═══ The input

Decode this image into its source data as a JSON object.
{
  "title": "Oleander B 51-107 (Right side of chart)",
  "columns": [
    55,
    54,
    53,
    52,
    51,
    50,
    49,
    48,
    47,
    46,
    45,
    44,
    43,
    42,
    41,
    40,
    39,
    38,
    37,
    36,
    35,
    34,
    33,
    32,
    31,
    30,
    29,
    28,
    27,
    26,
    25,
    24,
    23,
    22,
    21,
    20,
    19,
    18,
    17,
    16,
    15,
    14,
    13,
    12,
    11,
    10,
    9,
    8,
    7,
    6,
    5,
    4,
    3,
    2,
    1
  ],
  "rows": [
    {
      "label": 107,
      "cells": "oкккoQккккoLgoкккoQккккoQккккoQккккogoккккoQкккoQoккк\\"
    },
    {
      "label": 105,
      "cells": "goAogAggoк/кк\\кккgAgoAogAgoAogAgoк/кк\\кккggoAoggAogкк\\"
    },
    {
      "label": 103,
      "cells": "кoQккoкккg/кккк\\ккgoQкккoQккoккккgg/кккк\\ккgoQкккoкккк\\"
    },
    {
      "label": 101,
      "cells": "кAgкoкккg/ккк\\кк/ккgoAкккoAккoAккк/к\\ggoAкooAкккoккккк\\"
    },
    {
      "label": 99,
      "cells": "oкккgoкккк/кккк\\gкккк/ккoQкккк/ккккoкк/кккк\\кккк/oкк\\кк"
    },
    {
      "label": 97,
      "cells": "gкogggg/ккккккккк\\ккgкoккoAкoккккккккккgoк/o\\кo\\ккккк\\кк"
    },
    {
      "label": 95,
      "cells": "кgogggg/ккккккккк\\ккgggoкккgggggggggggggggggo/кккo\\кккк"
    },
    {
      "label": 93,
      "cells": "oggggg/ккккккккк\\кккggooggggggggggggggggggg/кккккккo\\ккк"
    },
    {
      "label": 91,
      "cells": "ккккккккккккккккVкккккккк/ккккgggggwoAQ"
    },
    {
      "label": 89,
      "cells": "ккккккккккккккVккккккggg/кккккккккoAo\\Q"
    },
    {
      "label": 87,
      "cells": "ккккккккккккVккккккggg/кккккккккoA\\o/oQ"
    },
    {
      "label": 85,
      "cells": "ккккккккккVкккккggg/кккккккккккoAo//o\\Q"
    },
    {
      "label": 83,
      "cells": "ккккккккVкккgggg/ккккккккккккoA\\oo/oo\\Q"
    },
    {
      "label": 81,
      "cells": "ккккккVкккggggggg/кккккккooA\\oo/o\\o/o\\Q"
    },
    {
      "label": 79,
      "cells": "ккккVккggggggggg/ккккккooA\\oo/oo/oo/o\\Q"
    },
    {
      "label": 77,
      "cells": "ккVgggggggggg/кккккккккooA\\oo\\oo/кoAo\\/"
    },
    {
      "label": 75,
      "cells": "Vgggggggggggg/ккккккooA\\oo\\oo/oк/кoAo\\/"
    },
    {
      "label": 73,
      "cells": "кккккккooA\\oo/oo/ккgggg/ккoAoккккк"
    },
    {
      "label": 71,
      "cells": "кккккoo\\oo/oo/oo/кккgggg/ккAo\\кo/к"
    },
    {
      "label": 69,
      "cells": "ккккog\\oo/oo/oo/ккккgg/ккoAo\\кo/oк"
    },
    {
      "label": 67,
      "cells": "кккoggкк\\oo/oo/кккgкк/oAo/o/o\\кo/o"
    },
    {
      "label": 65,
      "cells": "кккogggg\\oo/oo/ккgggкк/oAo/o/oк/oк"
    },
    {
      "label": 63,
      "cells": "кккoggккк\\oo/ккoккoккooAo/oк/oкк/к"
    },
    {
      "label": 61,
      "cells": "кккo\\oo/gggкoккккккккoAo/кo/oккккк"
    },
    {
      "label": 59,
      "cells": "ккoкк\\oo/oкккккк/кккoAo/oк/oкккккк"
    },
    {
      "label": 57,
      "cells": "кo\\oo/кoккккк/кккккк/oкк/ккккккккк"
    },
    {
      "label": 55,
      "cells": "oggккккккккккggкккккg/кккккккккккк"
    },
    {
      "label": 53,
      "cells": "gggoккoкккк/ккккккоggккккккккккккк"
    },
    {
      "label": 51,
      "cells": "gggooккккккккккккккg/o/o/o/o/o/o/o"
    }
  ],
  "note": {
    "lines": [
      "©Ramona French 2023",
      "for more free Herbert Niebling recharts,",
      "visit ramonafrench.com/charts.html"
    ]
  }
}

══════

What needs to be done: Quote each line of the data above exactly as written.

Output of the task:
Decode this image into its source data as a JSON object.
{
  "title": "Oleander B 51-107 (Right side of chart)",
  "columns": [
    55,
    54,
    53,
    52,
    51,
    50,
    49,
    48,
    47,
    46,
    45,
    44,
    43,
    42,
    41,
    40,
    39,
    38,
    37,
    36,
    35,
    34,
    33,
    32,
    31,
    30,
    29,
    28,
    27,
    26,
    25,
    24,
    23,
    22,
    21,
    20,
    19,
    18,
    17,
    16,
    15,
    14,
    13,
    12,
    11,
    10,
    9,
    8,
    7,
    6,
    5,
    4,
    3,
    2,
    1
  ],
  "rows": [
    {
      "label": 107,
      "cells": "oкккoQккккoLgoкккoQккккoQккккoQккккogoккккoQкккoQoккк\\"
    },
    {
      "label": 105,
      "cells": "goAogAggoк/кк\\кккgAgoAogAgoAogAgoк/кк\\кккggoAoggAogкк\\"
    },
    {
      "label": 103,
      "cells": "кoQккoкккg/кккк\\ккgoQкккoQккoккккgg/кккк\\ккgoQкккoкккк\\"
    },
    {
      "label": 101,
      "cells": "кAgкoкккg/ккк\\кк/ккgoAкккoAккoAккк/к\\ggoAкooAкккoккккк\\"
    },
    {
      "label": 99,
      "cells": "oкккgoкккк/кккк\\gкккк/ккoQкккк/ккккoкк/кккк\\кккк/oкк\\кк"
    },
    {
      "label": 97,
      "cells": "gкogggg/ккккккккк\\ккgкoккoAкoккккккккккgoк/o\\кo\\ккккк\\кк"
    },
    {
      "label": 95,
      "cells": "кgogggg/ккккккккк\\ккgggoкккgggggggggggggggggo/кккo\\кккк"
    },
    {
      "label": 93,
      "cells": "oggggg/ккккккккк\\кккggooggggggggggggggggggg/кккккккo\\ккк"
    },
    {
      "label": 91,
      "cells": "ккккккккккккккккVкккккккк/ккккgggggwoAQ"
    },
    {
      "label": 89,
      "cells": "ккккккккккккккVккккккggg/кккккккккoAo\\Q"
    },
    {
      "label": 87,
      "cells": "ккккккккккккVккккккggg/кккккккккoA\\o/oQ"
    },
    {
      "label": 85,
      "cells": "ккккккккккVкккккggg/кккккккккккoAo//o\\Q"
    },
    {
      "label": 83,
      "cells": "ккккккккVкккgggg/ккккккккккккoA\\oo/oo\\Q"
    },
    {
      "label": 81,
      "cells": "ккккккVкккggggggg/кккккккooA\\oo/o\\o/o\\Q"
    },
    {
      "label": 79,
      "cells": "ккккVккggggggggg/ккккккooA\\oo/oo/oo/o\\Q"
    },
    {
      "label": 77,
      "cells": "ккVgggggggggg/кккккккккooA\\oo\\oo/кoAo\\/"
    },
    {
      "label": 75,
      "cells": "Vgggggggggggg/ккккккooA\\oo\\oo/oк/кoAo\\/"
    },
    {
      "label": 73,
      "cells": "кккккккooA\\oo/oo/ккgggg/ккoAoккккк"
    },
    {
      "label": 71,
      "cells": "кккккoo\\oo/oo/oo/кккgggg/ккAo\\кo/к"
    },
    {
      "label": 69,
      "cells": "ккккog\\oo/oo/oo/ккккgg/ккoAo\\кo/oк"
    },
    {
      "label": 67,
      "cells": "кккoggкк\\oo/oo/кккgкк/oAo/o/o\\кo/o"
    },
    {
      "label": 65,
      "cells": "кккogggg\\oo/oo/ккgggкк/oAo/o/oк/oк"
    },
    {
      "label": 63,
      "cells": "кккoggккк\\oo/ккoккoккooAo/oк/oкк/к"
    },
    {
      "label": 61,
      "cells": "кккo\\oo/gggкoккккккккoAo/кo/oккккк"
    },
    {
      "label": 59,
      "cells": "ккoкк\\oo/oкккккк/кккoAo/oк/oкккккк"
    },
    {
      "label": 57,
      "cells": "кo\\oo/кoккккк/кккккк/oкк/ккккккккк"
    },
    {
      "label": 55,
      "cells": "oggккккккккккggкккккg/кккккккккккк"
    },
    {
      "label": 53,
      "cells": "gggoккoкккк/ккккккоggккккккккккккк"
    },
    {
      "label": 51,
      "cells": "gggooккккккккккккккg/o/o/o/o/o/o/o"
    }
  ],
  "note": {
    "lines": [
      "©Ramona French 2023",
      "for more free Herbert Niebling recharts,",
      "visit ramonafrench.com/charts.html"
    ]
  }
}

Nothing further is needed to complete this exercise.